REQUIRED WORK => It is required that all of the data be written out exactly.

RECORDS FOR PROCESSING =>
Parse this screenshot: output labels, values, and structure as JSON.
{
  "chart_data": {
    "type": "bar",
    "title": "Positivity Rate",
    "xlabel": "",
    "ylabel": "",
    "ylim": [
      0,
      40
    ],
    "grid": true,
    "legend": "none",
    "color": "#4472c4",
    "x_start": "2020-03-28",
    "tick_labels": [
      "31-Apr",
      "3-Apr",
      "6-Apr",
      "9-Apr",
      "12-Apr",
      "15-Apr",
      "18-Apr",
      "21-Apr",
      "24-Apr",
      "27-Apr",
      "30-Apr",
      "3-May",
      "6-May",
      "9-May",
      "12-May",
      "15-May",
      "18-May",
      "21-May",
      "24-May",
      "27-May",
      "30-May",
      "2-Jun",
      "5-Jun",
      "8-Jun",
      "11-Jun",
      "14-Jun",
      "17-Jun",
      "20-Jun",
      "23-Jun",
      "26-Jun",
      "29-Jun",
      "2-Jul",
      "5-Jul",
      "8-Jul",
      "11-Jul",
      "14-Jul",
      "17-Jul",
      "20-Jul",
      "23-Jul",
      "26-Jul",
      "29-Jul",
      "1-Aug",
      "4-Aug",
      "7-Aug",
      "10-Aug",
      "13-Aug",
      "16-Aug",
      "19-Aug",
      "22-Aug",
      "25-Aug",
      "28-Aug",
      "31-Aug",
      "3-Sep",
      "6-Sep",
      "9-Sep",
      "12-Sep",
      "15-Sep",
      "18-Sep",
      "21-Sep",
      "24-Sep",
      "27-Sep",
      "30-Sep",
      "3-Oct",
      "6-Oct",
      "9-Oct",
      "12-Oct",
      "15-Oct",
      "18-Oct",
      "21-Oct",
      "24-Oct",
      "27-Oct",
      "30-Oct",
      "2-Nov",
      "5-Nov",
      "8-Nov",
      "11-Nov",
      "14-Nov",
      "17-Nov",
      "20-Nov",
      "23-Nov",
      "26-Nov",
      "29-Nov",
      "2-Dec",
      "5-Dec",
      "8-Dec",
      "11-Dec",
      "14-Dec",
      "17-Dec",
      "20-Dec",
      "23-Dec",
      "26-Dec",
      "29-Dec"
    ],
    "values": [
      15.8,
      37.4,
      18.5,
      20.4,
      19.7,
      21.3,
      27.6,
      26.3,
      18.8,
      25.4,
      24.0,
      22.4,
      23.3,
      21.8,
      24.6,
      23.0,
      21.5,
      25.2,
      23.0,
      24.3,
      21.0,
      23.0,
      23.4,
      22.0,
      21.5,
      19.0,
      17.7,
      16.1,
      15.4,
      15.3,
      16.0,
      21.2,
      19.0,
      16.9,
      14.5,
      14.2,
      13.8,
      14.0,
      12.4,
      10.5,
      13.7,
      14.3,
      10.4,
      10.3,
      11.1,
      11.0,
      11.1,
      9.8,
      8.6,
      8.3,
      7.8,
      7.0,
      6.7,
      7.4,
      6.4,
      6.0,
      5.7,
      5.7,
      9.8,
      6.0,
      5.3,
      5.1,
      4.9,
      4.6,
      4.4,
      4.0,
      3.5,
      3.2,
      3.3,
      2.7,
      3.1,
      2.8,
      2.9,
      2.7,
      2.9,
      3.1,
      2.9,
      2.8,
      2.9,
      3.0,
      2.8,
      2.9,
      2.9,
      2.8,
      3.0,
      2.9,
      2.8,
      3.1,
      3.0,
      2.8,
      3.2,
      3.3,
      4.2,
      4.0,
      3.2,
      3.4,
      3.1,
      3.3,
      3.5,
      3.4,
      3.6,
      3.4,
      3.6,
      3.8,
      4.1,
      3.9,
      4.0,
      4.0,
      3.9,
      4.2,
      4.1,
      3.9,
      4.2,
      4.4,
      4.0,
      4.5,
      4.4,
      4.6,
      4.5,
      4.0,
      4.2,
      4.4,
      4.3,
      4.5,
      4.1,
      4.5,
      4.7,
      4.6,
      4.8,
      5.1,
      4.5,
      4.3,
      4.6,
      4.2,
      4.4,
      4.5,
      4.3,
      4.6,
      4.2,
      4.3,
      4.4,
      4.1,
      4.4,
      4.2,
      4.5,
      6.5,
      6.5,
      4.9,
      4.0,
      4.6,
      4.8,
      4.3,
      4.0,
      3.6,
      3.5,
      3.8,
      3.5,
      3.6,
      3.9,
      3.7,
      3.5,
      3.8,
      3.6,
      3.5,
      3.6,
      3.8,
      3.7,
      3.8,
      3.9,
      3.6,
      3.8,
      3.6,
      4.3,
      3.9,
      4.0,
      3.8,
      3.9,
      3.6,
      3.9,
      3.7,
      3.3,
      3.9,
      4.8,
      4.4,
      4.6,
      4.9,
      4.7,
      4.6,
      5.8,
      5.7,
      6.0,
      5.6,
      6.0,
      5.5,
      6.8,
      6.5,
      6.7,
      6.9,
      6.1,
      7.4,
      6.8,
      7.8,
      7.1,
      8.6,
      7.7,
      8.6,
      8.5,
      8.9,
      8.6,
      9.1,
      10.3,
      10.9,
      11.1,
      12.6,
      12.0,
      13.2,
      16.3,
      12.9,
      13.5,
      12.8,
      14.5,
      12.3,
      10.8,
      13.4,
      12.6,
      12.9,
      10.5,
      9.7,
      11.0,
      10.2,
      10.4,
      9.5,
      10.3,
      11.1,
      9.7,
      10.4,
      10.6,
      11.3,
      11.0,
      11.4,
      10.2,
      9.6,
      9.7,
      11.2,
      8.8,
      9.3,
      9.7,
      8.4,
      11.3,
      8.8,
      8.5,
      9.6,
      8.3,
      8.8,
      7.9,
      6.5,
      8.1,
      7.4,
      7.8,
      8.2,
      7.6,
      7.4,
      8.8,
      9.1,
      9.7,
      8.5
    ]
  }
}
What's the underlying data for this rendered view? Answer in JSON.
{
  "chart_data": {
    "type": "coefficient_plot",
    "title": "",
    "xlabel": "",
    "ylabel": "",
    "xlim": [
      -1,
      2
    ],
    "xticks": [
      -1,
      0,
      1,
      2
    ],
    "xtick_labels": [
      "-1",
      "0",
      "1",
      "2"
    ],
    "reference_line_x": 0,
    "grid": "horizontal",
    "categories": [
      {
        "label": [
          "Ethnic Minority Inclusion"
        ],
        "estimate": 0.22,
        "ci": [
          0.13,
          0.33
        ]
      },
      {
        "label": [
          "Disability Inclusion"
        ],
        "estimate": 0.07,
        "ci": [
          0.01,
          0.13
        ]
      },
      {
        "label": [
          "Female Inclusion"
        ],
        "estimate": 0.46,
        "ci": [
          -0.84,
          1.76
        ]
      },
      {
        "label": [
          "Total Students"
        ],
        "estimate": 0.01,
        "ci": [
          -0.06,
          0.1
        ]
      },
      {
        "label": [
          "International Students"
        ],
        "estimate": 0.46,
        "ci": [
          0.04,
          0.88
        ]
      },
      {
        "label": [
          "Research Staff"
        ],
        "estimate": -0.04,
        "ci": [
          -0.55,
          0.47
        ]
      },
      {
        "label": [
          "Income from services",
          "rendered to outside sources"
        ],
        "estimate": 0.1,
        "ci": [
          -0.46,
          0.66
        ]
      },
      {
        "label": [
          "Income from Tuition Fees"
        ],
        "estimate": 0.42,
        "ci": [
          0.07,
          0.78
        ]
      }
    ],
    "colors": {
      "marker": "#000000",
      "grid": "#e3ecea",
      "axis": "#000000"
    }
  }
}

THE SOLUTION =>
Parse this screenshot: output labels, values, and structure as JSON.
{
  "chart_data": {
    "type": "bar",
    "title": "Positivity Rate",
    "xlabel": "",
    "ylabel": "",
    "ylim": [
      0,
      40
    ],
    "grid": true,
    "legend": "none",
    "color": "#4472c4",
    "x_start": "2020-03-28",
    "tick_labels": [
      "31-Apr",
      "3-Apr",
      "6-Apr",
      "9-Apr",
      "12-Apr",
      "15-Apr",
      "18-Apr",
      "21-Apr",
      "24-Apr",
      "27-Apr",
      "30-Apr",
      "3-May",
      "6-May",
      "9-May",
      "12-May",
      "15-May",
      "18-May",
      "21-May",
      "24-May",
      "27-May",
      "30-May",
      "2-Jun",
      "5-Jun",
      "8-Jun",
      "11-Jun",
      "14-Jun",
      "17-Jun",
      "20-Jun",
      "23-Jun",
      "26-Jun",
      "29-Jun",
      "2-Jul",
      "5-Jul",
      "8-Jul",
      "11-Jul",
      "14-Jul",
      "17-Jul",
      "20-Jul",
      "23-Jul",
      "26-Jul",
      "29-Jul",
      "1-Aug",
      "4-Aug",
      "7-Aug",
      "10-Aug",
      "13-Aug",
      "16-Aug",
      "19-Aug",
      "22-Aug",
      "25-Aug",
      "28-Aug",
      "31-Aug",
      "3-Sep",
      "6-Sep",
      "9-Sep",
      "12-Sep",
      "15-Sep",
      "18-Sep",
      "21-Sep",
      "24-Sep",
      "27-Sep",
      "30-Sep",
      "3-Oct",
      "6-Oct",
      "9-Oct",
      "12-Oct",
      "15-Oct",
      "18-Oct",
      "21-Oct",
      "24-Oct",
      "27-Oct",
      "30-Oct",
      "2-Nov",
      "5-Nov",
      "8-Nov",
      "11-Nov",
      "14-Nov",
      "17-Nov",
      "20-Nov",
      "23-Nov",
      "26-Nov",
      "29-Nov",
      "2-Dec",
      "5-Dec",
      "8-Dec",
      "11-Dec",
      "14-Dec",
      "17-Dec",
      "20-Dec",
      "23-Dec",
      "26-Dec",
      "29-Dec"
    ],
    "values": [
      15.8,
      37.4,
      18.5,
      20.4,
      19.7,
      21.3,
      27.6,
      26.3,
      18.8,
      25.4,
      24.0,
      22.4,
      23.3,
      21.8,
      24.6,
      23.0,
      21.5,
      25.2,
      23.0,
      24.3,
      21.0,
      23.0,
      23.4,
      22.0,
      21.5,
      19.0,
      17.7,
      16.1,
      15.4,
      15.3,
      16.0,
      21.2,
      19.0,
      16.9,
      14.5,
      14.2,
      13.8,
      14.0,
      12.4,
      10.5,
      13.7,
      14.3,
      10.4,
      10.3,
      11.1,
      11.0,
      11.1,
      9.8,
      8.6,
      8.3,
      7.8,
      7.0,
      6.7,
      7.4,
      6.4,
      6.0,
      5.7,
      5.7,
      9.8,
      6.0,
      5.3,
      5.1,
      4.9,
      4.6,
      4.4,
      4.0,
      3.5,
      3.2,
      3.3,
      2.7,
      3.1,
      2.8,
      2.9,
      2.7,
      2.9,
      3.1,
      2.9,
      2.8,
      2.9,
      3.0,
      2.8,
      2.9,
      2.9,
      2.8,
      3.0,
      2.9,
      2.8,
      3.1,
      3.0,
      2.8,
      3.2,
      3.3,
      4.2,
      4.0,
      3.2,
      3.4,
      3.1,
      3.3,
      3.5,
      3.4,
      3.6,
      3.4,
      3.6,
      3.8,
      4.1,
      3.9,
      4.0,
      4.0,
      3.9,
      4.2,
      4.1,
      3.9,
      4.2,
      4.4,
      4.0,
      4.5,
      4.4,
      4.6,
      4.5,
      4.0,
      4.2,
      4.4,
      4.3,
      4.5,
      4.1,
      4.5,
      4.7,
      4.6,
      4.8,
      5.1,
      4.5,
      4.3,
      4.6,
      4.2,
      4.4,
      4.5,
      4.3,
      4.6,
      4.2,
      4.3,
      4.4,
      4.1,
      4.4,
      4.2,
      4.5,
      6.5,
      6.5,
      4.9,
      4.0,
      4.6,
      4.8,
      4.3,
      4.0,
      3.6,
      3.5,
      3.8,
      3.5,
      3.6,
      3.9,
      3.7,
      3.5,
      3.8,
      3.6,
      3.5,
      3.6,
      3.8,
      3.7,
      3.8,
      3.9,
      3.6,
      3.8,
      3.6,
      4.3,
      3.9,
      4.0,
      3.8,
      3.9,
      3.6,
      3.9,
      3.7,
      3.3,
      3.9,
      4.8,
      4.4,
      4.6,
      4.9,
      4.7,
      4.6,
      5.8,
      5.7,
      6.0,
      5.6,
      6.0,
      5.5,
      6.8,
      6.5,
      6.7,
      6.9,
      6.1,
      7.4,
      6.8,
      7.8,
      7.1,
      8.6,
      7.7,
      8.6,
      8.5,
      8.9,
      8.6,
      9.1,
      10.3,
      10.9,
      11.1,
      12.6,
      12.0,
      13.2,
      16.3,
      12.9,
      13.5,
      12.8,
      14.5,
      12.3,
      10.8,
      13.4,
      12.6,
      12.9,
      10.5,
      9.7,
      11.0,
      10.2,
      10.4,
      9.5,
      10.3,
      11.1,
      9.7,
      10.4,
      10.6,
      11.3,
      11.0,
      11.4,
      10.2,
      9.6,
      9.7,
      11.2,
      8.8,
      9.3,
      9.7,
      8.4,
      11.3,
      8.8,
      8.5,
      9.6,
      8.3,
      8.8,
      7.9,
      6.5,
      8.1,
      7.4,
      7.8,
      8.2,
      7.6,
      7.4,
      8.8,
      9.1,
      9.7,
      8.5
    ]
  }
}
What's the underlying data for this rendered view? Answer in JSON.
{
  "chart_data": {
    "type": "coefficient_plot",
    "title": "",
    "xlabel": "",
    "ylabel": "",
    "xlim": [
      -1,
      2
    ],
    "xticks": [
      -1,
      0,
      1,
      2
    ],
    "xtick_labels": [
      "-1",
      "0",
      "1",
      "2"
    ],
    "reference_line_x": 0,
    "grid": "horizontal",
    "categories": [
      {
        "label": [
          "Ethnic Minority Inclusion"
        ],
        "estimate": 0.22,
        "ci": [
          0.13,
          0.33
        ]
      },
      {
        "label": [
          "Disability Inclusion"
        ],
        "estimate": 0.07,
        "ci": [
          0.01,
          0.13
        ]
      },
      {
        "label": [
          "Female Inclusion"
        ],
        "estimate": 0.46,
        "ci": [
          -0.84,
          1.76
        ]
      },
      {
        "label": [
          "Total Students"
        ],
        "estimate": 0.01,
        "ci": [
          -0.06,
          0.1
        ]
      },
      {
        "label": [
          "International Students"
        ],
        "estimate": 0.46,
        "ci": [
          0.04,
          0.88
        ]
      },
      {
        "label": [
          "Research Staff"
        ],
        "estimate": -0.04,
        "ci": [
          -0.55,
          0.47
        ]
      },
      {
        "label": [
          "Income from services",
          "rendered to outside sources"
        ],
        "estimate": 0.1,
        "ci": [
          -0.46,
          0.66
        ]
      },
      {
        "label": [
          "Income from Tuition Fees"
        ],
        "estimate": 0.42,
        "ci": [
          0.07,
          0.78
        ]
      }
    ],
    "colors": {
      "marker": "#000000",
      "grid": "#e3ecea",
      "axis": "#000000"
    }
  }
}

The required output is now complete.